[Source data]
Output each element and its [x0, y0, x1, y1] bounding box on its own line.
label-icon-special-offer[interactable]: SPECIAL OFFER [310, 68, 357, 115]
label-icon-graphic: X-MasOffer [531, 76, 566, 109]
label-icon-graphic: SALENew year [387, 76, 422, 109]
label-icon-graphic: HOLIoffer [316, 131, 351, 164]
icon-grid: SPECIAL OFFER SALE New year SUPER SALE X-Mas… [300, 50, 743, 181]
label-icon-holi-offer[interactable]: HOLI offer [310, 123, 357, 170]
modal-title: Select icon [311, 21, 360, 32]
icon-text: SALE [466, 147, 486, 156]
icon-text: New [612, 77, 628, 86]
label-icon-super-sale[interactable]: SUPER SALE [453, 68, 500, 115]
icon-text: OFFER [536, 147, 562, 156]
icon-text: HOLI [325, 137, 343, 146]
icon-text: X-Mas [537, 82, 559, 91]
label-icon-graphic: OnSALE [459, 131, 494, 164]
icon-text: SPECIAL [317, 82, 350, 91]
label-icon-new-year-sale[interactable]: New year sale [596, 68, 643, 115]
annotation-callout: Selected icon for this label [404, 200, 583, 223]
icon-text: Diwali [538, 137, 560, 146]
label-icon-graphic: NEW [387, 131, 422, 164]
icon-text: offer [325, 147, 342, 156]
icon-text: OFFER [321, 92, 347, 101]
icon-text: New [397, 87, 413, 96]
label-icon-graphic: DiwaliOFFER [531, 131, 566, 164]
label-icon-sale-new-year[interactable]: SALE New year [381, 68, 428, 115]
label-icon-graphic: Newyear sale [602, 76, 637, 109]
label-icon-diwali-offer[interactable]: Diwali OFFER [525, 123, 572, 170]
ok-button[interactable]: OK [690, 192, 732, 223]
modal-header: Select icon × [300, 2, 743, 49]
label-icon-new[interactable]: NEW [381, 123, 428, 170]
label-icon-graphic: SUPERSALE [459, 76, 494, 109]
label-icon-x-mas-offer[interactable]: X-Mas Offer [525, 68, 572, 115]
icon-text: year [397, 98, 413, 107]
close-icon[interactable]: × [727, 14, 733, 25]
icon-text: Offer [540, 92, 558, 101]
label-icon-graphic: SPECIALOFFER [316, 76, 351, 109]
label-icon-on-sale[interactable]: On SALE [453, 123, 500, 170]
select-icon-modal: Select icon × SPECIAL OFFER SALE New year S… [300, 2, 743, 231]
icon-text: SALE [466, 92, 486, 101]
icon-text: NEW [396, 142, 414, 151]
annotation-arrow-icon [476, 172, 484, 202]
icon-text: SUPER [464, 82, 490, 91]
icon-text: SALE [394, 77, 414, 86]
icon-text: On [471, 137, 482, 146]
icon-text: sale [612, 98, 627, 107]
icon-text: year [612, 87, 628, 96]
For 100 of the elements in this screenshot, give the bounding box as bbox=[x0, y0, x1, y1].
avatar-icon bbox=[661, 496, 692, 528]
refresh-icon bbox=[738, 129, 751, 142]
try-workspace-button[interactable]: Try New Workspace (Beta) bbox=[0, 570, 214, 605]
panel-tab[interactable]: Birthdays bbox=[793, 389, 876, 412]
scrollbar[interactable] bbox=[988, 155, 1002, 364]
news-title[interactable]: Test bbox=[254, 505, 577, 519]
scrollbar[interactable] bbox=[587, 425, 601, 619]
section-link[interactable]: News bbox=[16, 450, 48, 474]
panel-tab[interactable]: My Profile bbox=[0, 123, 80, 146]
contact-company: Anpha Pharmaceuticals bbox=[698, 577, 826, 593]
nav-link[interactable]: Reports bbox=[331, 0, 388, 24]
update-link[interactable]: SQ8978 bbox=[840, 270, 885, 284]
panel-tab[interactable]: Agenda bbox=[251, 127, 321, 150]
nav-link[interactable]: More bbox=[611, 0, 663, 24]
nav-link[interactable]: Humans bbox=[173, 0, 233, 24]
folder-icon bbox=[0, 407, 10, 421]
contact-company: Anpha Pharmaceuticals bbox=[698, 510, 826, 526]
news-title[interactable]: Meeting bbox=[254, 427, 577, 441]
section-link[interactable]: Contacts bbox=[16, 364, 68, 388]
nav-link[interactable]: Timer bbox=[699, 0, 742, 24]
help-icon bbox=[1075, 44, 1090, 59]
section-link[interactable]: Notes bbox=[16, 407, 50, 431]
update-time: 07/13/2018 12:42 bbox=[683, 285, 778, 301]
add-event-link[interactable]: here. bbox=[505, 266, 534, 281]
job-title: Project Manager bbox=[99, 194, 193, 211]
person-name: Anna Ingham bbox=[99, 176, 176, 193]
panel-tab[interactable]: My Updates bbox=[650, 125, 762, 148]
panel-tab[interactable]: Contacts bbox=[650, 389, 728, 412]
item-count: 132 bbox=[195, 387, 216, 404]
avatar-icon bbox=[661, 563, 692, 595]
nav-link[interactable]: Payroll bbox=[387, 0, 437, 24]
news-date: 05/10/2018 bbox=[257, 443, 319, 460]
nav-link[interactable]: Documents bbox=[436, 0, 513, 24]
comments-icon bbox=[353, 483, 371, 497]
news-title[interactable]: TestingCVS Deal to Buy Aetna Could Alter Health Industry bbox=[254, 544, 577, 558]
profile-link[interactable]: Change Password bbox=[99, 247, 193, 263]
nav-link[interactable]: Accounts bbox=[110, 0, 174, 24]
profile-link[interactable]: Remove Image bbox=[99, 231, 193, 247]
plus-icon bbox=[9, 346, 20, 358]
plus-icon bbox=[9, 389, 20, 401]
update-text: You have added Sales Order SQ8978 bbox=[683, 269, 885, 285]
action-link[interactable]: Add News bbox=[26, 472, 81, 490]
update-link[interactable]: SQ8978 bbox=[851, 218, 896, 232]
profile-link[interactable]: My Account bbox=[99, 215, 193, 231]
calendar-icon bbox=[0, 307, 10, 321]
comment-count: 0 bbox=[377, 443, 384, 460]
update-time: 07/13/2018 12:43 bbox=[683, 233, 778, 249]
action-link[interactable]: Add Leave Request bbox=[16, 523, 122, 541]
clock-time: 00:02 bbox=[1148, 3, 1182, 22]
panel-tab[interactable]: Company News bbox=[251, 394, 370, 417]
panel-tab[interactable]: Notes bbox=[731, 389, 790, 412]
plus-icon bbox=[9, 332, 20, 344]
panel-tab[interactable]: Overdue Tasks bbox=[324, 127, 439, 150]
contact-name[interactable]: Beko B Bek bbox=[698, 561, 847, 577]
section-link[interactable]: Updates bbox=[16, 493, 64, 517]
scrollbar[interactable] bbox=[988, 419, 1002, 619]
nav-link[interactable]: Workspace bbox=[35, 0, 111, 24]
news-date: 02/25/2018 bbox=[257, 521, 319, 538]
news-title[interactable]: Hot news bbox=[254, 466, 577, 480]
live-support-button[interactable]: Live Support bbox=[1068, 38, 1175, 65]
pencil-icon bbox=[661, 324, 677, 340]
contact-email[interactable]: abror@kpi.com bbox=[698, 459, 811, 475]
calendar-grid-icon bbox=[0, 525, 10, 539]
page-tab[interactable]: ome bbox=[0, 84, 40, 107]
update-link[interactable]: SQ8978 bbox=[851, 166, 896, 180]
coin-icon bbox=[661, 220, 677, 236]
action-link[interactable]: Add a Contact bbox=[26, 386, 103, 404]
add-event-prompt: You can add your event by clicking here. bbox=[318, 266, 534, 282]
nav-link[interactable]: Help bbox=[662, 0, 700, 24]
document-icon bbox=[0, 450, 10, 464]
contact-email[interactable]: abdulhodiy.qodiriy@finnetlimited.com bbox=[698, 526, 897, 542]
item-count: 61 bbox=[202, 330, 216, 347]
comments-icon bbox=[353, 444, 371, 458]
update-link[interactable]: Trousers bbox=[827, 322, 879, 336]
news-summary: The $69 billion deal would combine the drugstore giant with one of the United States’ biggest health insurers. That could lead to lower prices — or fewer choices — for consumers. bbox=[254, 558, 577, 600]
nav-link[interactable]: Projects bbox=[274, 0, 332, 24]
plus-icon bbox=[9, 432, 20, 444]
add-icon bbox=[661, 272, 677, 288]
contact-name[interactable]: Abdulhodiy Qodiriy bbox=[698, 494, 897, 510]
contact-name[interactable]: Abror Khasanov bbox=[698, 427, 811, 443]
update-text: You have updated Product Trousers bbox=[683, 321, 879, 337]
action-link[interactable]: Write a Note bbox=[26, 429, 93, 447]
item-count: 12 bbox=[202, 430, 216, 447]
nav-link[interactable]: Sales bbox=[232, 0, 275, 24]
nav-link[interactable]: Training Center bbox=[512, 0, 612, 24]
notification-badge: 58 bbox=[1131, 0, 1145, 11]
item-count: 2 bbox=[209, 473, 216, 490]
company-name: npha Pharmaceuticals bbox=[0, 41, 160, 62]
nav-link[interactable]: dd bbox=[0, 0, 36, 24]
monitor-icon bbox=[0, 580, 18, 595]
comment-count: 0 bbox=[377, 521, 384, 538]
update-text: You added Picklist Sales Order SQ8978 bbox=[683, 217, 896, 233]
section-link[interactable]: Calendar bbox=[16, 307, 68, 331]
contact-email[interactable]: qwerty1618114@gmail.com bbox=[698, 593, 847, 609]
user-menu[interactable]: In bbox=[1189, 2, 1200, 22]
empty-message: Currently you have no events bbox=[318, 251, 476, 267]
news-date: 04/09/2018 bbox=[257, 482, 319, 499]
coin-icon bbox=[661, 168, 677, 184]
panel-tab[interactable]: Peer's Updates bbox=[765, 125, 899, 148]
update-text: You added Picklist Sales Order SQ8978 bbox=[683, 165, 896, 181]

_What needs to be done:_ Output the rows as a JSON list of strings, one string per row, starting with the first row of the source data and ending after the row that contains "label-icon-holi-offer[interactable]: HOLI offer". Omit any blank rows.

_Answer for this exercise:_
[
  "Output each element and its [x0, y0, x1, y1] bounding box on its own line.",
  "label-icon-special-offer[interactable]: SPECIAL OFFER [310, 68, 357, 115]",
  "label-icon-graphic: X-MasOffer [531, 76, 566, 109]",
  "label-icon-graphic: SALENew year [387, 76, 422, 109]",
  "label-icon-graphic: HOLIoffer [316, 131, 351, 164]",
  "icon-grid: SPECIAL OFFER SALE New year SUPER SALE X-Mas… [300, 50, 743, 181]",
  "label-icon-holi-offer[interactable]: HOLI offer [310, 123, 357, 170]"
]